STATED TASK: Rewrite the rows below with every "screenshot" replaced by "screen capture" and nothing else changed, leaving out the pictures.

[Element region listings]
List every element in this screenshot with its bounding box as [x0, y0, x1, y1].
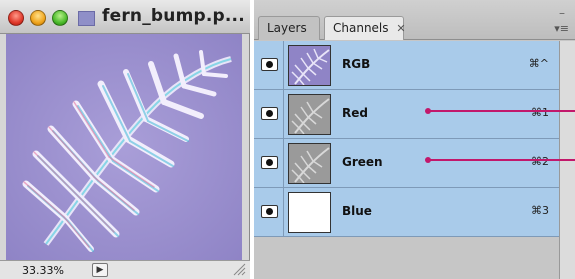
channel-name: Blue	[342, 204, 372, 218]
visibility-toggle[interactable]	[254, 139, 284, 187]
channel-name: Green	[342, 155, 383, 169]
channel-row-green[interactable]: Green ⌘2	[254, 139, 559, 188]
visibility-toggle[interactable]	[254, 188, 284, 236]
panel-minimize-icon[interactable]: –	[559, 6, 565, 20]
document-window: fern_bump.p... 33.33% ▶	[0, 0, 250, 279]
panel-tabbar: Layers Channels ✕ – ▾≡	[254, 0, 575, 40]
tab-close-icon[interactable]: ✕	[396, 18, 405, 40]
zoom-level-field[interactable]: 33.33%	[22, 264, 64, 277]
eye-icon	[261, 107, 278, 120]
visibility-toggle[interactable]	[254, 41, 284, 89]
eye-icon	[261, 156, 278, 169]
channel-shortcut: ⌘1	[531, 106, 549, 119]
document-title: fern_bump.p...	[102, 6, 245, 26]
zoom-window-icon[interactable]	[52, 10, 68, 26]
tab-channels-label: Channels	[333, 21, 389, 35]
channel-thumbnail-rgb	[288, 45, 331, 86]
channel-name: RGB	[342, 57, 371, 71]
channel-thumbnail-blue	[288, 192, 331, 233]
channel-row-rgb[interactable]: RGB ⌘^	[254, 41, 559, 90]
channel-name: Red	[342, 106, 368, 120]
visibility-toggle[interactable]	[254, 90, 284, 138]
status-menu-icon[interactable]: ▶	[92, 263, 108, 277]
channel-row-red[interactable]: Red ⌘1	[254, 90, 559, 139]
channel-list: RGB ⌘^ Red ⌘1 Green ⌘2 Blue ⌘3	[254, 41, 559, 237]
document-proxy-icon[interactable]	[78, 11, 95, 26]
channel-thumbnail-green	[288, 143, 331, 184]
tab-layers[interactable]: Layers	[258, 16, 320, 40]
channel-shortcut: ⌘2	[531, 155, 549, 168]
channel-thumbnail-red	[288, 94, 331, 135]
document-statusbar: 33.33% ▶	[0, 260, 250, 279]
fern-bump-image	[6, 34, 242, 260]
tab-layers-label: Layers	[267, 21, 307, 35]
resize-grip-icon[interactable]	[232, 262, 246, 276]
close-window-icon[interactable]	[8, 10, 24, 26]
minimize-window-icon[interactable]	[30, 10, 46, 26]
image-canvas[interactable]	[6, 34, 242, 260]
panel-menu-icon[interactable]: ▾≡	[554, 22, 569, 35]
channels-panel: Layers Channels ✕ – ▾≡ RGB ⌘^ Red ⌘1 Gre…	[254, 0, 575, 279]
channel-row-blue[interactable]: Blue ⌘3	[254, 188, 559, 237]
eye-icon	[261, 58, 278, 71]
callout-line-green	[430, 159, 575, 161]
channel-shortcut: ⌘3	[531, 204, 549, 217]
channel-shortcut: ⌘^	[528, 57, 549, 70]
eye-icon	[261, 205, 278, 218]
callout-line-red	[430, 110, 575, 112]
document-titlebar[interactable]: fern_bump.p...	[0, 0, 250, 34]
tab-channels[interactable]: Channels ✕	[324, 16, 406, 40]
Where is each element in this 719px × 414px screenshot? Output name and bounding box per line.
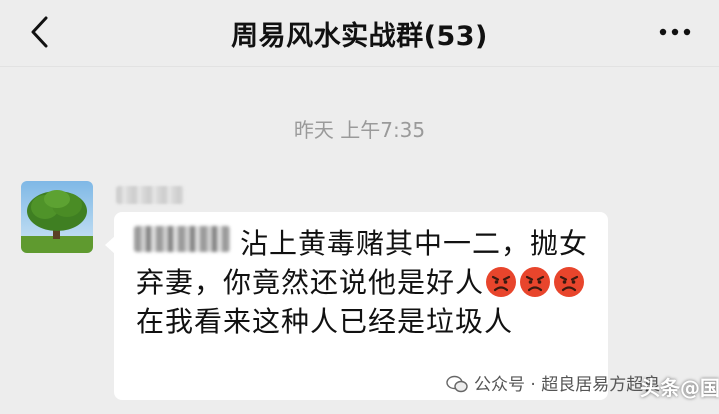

SOLUTION TO THIS EXERCISE:
List every element in this screen capture with its bounding box as [x0, y0, x1, y1].
channel-name: Blue	[342, 204, 372, 218]
visibility-toggle[interactable]	[254, 139, 284, 187]
channel-name: Green	[342, 155, 383, 169]
channel-row-green[interactable]: Green ⌘2	[254, 139, 559, 188]
visibility-toggle[interactable]	[254, 188, 284, 236]
panel-minimize-icon[interactable]: –	[559, 6, 565, 20]
document-window: fern_bump.p... 33.33% ▶	[0, 0, 250, 279]
panel-tabbar: Layers Channels ✕ – ▾≡	[254, 0, 575, 40]
tab-close-icon[interactable]: ✕	[396, 18, 405, 40]
zoom-level-field[interactable]: 33.33%	[22, 264, 64, 277]
eye-icon	[261, 107, 278, 120]
visibility-toggle[interactable]	[254, 41, 284, 89]
eye-icon	[261, 156, 278, 169]
channel-shortcut: ⌘1	[531, 106, 549, 119]
document-title: fern_bump.p...	[102, 6, 245, 26]
zoom-window-icon[interactable]	[52, 10, 68, 26]
tab-channels-label: Channels	[333, 21, 389, 35]
channel-thumbnail-rgb	[288, 45, 331, 86]
channel-name: RGB	[342, 57, 371, 71]
channel-thumbnail-blue	[288, 192, 331, 233]
channel-row-rgb[interactable]: RGB ⌘^	[254, 41, 559, 90]
channel-name: Red	[342, 106, 368, 120]
visibility-toggle[interactable]	[254, 90, 284, 138]
status-menu-icon[interactable]: ▶	[92, 263, 108, 277]
channel-row-red[interactable]: Red ⌘1	[254, 90, 559, 139]
channel-list: RGB ⌘^ Red ⌘1 Green ⌘2 Blue ⌘3	[254, 41, 559, 237]
document-proxy-icon[interactable]	[78, 11, 95, 26]
channel-thumbnail-green	[288, 143, 331, 184]
tab-layers[interactable]: Layers	[258, 16, 320, 40]
channel-shortcut: ⌘2	[531, 155, 549, 168]
channel-thumbnail-red	[288, 94, 331, 135]
document-statusbar: 33.33% ▶	[0, 260, 250, 279]
fern-bump-image	[6, 34, 242, 260]
tab-layers-label: Layers	[267, 21, 307, 35]
resize-grip-icon[interactable]	[232, 262, 246, 276]
close-window-icon[interactable]	[8, 10, 24, 26]
minimize-window-icon[interactable]	[30, 10, 46, 26]
image-canvas[interactable]	[6, 34, 242, 260]
panel-menu-icon[interactable]: ▾≡	[554, 22, 569, 35]
channels-panel: Layers Channels ✕ – ▾≡ RGB ⌘^ Red ⌘1 Gre…	[254, 0, 575, 279]
channel-row-blue[interactable]: Blue ⌘3	[254, 188, 559, 237]
eye-icon	[261, 58, 278, 71]
callout-line-green	[430, 159, 575, 161]
channel-shortcut: ⌘3	[531, 204, 549, 217]
channel-shortcut: ⌘^	[528, 57, 549, 70]
eye-icon	[261, 205, 278, 218]
callout-line-red	[430, 110, 575, 112]
document-titlebar[interactable]: fern_bump.p...	[0, 0, 250, 34]
tab-channels[interactable]: Channels ✕	[324, 16, 406, 40]
Where is each element in this 719px × 414px screen capture? Output name and bounding box per line.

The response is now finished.